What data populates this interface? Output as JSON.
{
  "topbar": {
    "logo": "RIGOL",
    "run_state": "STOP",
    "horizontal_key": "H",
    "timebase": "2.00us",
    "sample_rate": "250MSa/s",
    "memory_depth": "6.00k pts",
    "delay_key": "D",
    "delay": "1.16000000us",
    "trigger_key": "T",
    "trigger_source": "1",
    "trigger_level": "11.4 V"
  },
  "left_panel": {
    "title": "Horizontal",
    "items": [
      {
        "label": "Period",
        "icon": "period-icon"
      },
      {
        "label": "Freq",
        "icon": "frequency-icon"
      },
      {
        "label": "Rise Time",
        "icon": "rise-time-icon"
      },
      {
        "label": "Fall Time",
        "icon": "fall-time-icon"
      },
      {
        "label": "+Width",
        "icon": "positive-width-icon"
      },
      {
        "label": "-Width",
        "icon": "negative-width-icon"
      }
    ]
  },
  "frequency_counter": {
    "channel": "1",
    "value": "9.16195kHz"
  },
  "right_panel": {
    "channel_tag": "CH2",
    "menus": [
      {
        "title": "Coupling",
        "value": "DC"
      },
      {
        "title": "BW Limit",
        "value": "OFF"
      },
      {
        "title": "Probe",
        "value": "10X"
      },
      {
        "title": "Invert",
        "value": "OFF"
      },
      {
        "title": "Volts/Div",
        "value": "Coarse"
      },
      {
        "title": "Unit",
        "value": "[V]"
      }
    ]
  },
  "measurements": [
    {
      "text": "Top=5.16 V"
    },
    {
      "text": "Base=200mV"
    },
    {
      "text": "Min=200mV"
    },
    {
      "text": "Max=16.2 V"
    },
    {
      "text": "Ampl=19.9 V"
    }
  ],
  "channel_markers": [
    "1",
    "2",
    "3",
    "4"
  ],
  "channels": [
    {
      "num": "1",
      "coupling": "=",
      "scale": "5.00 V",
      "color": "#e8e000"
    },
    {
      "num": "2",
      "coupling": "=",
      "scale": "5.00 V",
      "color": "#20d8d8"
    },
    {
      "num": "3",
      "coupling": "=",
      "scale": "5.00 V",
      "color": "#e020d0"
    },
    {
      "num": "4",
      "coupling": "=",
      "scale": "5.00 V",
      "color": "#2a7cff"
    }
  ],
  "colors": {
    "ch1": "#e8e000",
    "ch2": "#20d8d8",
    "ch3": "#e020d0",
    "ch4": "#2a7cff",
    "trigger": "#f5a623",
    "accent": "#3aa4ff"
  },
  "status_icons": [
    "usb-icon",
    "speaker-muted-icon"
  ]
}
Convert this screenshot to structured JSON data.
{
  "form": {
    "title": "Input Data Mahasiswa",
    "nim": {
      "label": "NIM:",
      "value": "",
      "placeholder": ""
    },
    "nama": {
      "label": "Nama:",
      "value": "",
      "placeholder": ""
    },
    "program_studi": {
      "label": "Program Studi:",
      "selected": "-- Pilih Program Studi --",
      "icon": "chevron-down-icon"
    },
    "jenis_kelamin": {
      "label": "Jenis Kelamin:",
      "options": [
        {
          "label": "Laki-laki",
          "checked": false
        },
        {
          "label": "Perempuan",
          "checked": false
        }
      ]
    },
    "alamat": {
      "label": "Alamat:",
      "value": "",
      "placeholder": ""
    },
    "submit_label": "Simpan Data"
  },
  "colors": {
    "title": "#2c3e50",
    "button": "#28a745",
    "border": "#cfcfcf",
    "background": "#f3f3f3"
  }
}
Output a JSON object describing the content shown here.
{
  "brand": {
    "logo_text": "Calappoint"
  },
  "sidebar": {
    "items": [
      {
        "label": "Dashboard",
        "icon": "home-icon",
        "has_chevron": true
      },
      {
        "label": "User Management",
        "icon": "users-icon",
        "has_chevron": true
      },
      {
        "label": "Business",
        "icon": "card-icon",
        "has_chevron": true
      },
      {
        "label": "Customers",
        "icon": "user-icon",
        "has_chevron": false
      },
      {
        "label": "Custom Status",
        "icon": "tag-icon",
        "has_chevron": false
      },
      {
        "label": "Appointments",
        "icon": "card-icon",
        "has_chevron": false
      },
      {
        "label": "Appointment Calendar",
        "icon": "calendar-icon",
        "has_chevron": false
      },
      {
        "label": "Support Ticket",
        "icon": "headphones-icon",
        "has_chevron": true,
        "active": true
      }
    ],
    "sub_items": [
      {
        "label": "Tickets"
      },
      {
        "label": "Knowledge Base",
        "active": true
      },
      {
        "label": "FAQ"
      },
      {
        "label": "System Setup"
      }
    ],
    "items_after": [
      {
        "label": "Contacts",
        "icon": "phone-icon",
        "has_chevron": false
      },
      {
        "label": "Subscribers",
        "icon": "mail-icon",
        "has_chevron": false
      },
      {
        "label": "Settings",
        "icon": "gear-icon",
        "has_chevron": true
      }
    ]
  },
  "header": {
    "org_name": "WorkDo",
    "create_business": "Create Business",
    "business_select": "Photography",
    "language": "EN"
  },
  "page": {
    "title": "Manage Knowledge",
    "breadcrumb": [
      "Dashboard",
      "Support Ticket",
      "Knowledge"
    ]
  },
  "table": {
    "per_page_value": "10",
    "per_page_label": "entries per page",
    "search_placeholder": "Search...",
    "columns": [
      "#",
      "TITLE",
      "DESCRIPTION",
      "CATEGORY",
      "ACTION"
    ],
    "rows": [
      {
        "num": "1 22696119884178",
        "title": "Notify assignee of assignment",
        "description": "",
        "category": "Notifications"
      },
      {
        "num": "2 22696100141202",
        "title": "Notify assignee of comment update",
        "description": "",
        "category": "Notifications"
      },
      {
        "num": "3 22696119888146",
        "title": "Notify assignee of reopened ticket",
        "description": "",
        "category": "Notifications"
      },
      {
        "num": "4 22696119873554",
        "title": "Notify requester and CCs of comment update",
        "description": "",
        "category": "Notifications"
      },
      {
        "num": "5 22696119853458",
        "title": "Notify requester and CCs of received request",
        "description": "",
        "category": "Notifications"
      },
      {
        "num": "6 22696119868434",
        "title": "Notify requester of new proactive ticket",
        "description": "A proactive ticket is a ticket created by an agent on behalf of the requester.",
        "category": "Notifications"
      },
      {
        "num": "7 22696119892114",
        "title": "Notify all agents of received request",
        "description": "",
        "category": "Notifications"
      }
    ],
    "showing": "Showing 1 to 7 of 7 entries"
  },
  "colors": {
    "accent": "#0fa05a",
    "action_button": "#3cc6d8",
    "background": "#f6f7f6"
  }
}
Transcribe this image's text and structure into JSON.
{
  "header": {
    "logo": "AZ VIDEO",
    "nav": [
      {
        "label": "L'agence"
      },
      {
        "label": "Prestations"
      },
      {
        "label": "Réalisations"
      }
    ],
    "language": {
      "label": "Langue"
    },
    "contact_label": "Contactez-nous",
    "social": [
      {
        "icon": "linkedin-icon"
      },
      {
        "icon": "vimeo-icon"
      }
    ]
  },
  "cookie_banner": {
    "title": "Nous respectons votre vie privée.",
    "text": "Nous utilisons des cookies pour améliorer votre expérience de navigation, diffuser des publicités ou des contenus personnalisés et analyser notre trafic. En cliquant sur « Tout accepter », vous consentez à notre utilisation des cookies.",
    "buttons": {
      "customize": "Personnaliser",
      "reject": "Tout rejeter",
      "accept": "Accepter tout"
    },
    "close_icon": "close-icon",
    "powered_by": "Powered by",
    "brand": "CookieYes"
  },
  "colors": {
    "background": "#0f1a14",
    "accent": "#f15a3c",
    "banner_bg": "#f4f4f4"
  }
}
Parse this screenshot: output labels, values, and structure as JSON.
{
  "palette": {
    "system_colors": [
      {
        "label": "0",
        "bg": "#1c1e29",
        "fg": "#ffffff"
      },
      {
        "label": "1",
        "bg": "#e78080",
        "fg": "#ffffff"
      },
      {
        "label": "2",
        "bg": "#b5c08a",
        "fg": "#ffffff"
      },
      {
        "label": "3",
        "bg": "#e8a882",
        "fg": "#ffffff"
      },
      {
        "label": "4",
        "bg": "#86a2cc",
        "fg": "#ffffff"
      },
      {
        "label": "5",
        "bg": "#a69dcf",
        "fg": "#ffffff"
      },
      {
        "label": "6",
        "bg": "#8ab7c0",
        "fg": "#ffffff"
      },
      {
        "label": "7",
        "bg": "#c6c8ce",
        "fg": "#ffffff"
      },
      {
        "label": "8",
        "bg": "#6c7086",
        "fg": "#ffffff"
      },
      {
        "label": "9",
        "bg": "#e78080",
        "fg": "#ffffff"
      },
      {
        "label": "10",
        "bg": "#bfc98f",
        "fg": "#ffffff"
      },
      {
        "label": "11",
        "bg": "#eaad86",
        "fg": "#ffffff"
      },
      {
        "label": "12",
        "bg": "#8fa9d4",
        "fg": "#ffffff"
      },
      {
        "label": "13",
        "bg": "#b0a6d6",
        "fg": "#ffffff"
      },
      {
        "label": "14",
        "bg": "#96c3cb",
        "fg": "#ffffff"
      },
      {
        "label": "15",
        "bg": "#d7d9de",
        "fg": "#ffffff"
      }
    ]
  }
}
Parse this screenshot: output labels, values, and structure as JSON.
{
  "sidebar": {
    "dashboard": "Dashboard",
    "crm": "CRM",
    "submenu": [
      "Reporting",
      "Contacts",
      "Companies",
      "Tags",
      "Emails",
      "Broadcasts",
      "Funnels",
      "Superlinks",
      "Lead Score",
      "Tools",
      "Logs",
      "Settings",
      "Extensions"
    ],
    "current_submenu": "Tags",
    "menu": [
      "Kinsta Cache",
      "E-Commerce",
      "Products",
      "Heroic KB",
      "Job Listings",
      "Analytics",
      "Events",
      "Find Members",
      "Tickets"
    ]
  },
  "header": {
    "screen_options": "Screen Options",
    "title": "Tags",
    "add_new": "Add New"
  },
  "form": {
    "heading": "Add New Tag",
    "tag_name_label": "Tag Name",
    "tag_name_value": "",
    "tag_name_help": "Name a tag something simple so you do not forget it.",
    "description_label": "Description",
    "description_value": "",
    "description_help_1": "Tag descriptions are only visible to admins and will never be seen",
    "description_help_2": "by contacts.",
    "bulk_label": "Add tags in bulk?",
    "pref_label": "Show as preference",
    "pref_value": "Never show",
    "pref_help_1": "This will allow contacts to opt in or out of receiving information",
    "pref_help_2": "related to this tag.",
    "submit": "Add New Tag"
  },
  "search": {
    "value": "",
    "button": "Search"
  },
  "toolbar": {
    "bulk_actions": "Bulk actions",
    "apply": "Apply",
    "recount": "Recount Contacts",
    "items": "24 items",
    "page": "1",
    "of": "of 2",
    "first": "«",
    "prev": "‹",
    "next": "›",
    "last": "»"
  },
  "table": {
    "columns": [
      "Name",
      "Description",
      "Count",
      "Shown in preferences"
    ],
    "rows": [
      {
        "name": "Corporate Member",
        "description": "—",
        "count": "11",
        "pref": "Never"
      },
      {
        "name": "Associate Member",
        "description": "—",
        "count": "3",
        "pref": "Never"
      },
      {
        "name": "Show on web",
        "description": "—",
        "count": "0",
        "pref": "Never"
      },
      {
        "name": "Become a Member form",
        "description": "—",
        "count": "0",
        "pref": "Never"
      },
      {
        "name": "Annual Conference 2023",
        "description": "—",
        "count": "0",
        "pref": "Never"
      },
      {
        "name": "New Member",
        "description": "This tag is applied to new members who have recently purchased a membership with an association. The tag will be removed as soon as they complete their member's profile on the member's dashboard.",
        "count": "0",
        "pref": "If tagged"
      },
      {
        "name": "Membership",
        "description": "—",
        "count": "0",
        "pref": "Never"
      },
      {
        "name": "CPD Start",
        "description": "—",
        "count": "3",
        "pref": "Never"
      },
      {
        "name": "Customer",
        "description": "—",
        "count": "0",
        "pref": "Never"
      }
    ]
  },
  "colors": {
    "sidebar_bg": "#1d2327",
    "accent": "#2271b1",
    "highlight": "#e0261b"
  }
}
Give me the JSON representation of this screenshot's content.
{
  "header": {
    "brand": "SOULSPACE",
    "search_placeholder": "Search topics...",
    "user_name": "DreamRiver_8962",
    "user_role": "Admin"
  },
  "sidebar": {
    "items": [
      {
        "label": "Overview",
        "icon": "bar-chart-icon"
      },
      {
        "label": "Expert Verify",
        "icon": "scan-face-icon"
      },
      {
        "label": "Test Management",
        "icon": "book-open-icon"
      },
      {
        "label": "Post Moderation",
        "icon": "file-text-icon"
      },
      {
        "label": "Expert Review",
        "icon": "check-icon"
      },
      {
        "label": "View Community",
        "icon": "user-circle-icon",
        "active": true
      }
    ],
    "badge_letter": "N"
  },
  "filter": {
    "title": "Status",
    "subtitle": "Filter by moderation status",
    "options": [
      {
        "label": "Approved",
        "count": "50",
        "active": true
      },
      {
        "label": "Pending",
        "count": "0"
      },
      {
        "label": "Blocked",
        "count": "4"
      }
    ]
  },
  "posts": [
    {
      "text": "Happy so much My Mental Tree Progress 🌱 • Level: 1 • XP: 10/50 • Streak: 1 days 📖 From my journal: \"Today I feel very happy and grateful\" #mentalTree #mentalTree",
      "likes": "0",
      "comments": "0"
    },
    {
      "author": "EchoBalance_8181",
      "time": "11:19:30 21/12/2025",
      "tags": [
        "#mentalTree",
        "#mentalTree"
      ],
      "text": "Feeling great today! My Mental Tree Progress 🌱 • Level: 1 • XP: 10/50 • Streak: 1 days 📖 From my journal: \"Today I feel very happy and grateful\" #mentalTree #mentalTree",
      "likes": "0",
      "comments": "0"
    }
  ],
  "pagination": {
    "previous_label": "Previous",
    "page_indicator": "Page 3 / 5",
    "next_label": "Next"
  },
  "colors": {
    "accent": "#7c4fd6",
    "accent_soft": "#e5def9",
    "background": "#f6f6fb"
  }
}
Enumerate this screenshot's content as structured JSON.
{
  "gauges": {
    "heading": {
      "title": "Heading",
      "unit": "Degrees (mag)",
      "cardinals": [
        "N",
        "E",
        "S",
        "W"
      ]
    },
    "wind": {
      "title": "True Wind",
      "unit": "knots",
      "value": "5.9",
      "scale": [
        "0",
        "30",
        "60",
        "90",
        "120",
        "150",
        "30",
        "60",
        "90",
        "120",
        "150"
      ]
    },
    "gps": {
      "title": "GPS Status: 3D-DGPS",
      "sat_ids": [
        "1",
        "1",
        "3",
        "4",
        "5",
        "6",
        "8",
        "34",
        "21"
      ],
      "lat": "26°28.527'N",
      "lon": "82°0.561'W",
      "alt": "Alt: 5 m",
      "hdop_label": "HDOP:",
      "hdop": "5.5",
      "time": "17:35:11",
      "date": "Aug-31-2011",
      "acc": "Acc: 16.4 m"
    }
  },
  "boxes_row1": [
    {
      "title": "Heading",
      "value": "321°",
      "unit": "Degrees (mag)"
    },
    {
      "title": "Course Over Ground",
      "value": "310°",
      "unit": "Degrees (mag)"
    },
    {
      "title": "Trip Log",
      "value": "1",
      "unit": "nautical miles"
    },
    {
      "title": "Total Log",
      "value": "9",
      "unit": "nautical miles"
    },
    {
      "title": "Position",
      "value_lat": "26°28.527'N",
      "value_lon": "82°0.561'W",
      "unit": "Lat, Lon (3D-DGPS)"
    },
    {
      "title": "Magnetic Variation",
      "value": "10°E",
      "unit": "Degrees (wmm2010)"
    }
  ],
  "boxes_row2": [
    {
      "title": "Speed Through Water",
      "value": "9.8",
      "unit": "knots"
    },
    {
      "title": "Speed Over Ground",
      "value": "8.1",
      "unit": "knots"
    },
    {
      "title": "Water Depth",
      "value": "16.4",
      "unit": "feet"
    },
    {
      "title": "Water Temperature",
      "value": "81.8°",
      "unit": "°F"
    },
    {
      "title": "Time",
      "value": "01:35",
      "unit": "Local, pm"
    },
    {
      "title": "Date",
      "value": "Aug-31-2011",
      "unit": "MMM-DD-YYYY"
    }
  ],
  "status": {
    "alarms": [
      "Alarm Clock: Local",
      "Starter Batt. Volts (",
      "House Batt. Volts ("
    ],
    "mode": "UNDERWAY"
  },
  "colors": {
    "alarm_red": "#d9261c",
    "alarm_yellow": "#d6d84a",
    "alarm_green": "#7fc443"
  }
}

• **INSTRUCTIONS FOR THE TASK**
In the lines above, find each one with "grateful" and list it.

• **CORRECT ANSWER**
      "text": "Happy so much My Mental Tree Progress 🌱 • Level: 1 • XP: 10/50 • Streak: 1 days 📖 From my journal: \"Today I feel very happy and grateful\" #mentalTree #mentalTree",
      "text": "Feeling great today! My Mental Tree Progress 🌱 • Level: 1 • XP: 10/50 • Streak: 1 days 📖 From my journal: \"Today I feel very happy and grateful\" #mentalTree #mentalTree",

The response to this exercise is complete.